PROBLEM TO WORK ON - Sift the material for lines containing "Analysing", and return them.

━━━━━━

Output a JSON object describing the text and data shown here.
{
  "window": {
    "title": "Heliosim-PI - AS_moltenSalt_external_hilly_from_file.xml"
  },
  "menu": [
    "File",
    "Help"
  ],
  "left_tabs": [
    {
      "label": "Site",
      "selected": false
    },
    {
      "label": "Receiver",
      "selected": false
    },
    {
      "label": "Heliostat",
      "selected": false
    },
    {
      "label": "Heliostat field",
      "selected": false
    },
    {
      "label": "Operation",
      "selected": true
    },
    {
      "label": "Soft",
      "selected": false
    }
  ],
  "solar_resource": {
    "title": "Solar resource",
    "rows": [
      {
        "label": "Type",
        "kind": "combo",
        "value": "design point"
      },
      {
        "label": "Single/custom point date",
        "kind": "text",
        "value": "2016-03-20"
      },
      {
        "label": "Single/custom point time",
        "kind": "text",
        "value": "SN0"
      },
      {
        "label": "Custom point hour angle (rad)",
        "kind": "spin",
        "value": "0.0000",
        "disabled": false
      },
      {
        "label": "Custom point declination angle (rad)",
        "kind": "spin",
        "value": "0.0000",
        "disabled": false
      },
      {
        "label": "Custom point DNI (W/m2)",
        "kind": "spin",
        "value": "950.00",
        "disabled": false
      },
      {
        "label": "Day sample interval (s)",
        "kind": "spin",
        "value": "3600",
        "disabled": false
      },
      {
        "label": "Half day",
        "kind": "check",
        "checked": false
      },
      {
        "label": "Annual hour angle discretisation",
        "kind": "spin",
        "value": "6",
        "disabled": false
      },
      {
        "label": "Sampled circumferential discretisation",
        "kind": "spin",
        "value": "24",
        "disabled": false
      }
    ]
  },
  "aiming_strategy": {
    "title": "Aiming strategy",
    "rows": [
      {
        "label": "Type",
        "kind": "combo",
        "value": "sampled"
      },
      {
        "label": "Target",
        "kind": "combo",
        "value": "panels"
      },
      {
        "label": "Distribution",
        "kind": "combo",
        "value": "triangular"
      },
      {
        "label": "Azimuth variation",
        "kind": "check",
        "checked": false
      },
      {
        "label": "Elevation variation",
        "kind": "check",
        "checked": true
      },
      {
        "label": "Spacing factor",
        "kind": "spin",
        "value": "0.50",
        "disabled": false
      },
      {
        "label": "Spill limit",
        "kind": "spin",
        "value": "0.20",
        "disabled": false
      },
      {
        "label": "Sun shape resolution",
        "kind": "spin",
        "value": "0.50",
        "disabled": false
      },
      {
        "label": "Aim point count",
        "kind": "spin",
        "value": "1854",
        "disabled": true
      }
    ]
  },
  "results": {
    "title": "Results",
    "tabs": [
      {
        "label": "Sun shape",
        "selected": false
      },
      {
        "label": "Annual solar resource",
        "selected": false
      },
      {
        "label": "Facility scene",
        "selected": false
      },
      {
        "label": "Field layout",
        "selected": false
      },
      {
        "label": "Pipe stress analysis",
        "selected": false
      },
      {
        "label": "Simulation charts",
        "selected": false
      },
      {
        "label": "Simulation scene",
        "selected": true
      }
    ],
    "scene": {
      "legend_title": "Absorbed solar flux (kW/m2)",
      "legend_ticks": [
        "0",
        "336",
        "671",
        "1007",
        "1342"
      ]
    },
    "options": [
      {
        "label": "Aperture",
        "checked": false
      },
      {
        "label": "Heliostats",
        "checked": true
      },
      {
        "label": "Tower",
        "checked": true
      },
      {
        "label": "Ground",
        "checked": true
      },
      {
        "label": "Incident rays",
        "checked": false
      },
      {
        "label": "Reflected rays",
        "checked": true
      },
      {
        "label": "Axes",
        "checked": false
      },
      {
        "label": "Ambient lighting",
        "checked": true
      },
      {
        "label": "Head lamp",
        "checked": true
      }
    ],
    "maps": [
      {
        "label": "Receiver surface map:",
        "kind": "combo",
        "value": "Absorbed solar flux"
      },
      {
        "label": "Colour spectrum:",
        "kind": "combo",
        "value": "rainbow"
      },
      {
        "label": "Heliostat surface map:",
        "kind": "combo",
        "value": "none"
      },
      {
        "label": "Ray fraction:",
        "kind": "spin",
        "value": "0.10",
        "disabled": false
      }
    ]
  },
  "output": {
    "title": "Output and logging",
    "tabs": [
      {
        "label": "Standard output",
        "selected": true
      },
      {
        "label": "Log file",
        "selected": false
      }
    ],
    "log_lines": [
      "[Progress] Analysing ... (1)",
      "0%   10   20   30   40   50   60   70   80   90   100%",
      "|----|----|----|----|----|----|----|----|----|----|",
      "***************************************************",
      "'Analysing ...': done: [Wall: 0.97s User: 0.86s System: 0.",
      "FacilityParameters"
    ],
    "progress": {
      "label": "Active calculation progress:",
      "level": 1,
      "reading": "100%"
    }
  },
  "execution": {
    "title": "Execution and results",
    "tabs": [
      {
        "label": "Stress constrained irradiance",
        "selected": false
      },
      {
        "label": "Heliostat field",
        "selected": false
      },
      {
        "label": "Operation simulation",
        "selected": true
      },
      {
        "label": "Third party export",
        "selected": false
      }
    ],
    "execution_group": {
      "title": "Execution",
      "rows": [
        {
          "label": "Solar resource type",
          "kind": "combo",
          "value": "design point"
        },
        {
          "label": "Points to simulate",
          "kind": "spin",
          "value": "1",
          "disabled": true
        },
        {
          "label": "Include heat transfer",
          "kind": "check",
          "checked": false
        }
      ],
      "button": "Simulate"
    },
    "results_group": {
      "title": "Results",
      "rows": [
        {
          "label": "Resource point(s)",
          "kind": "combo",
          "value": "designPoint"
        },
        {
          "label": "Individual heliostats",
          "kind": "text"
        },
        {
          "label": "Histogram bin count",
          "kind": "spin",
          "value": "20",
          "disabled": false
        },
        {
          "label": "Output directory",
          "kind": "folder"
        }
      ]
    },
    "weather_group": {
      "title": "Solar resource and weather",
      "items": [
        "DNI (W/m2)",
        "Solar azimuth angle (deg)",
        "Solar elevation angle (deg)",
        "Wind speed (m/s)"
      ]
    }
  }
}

━━━━━━

SOLUTION BELOW -
      "[Progress] Analysing ... (1)",
      "'Analysing ...': done: [Wall: 0.97s User: 0.86s System: 0.",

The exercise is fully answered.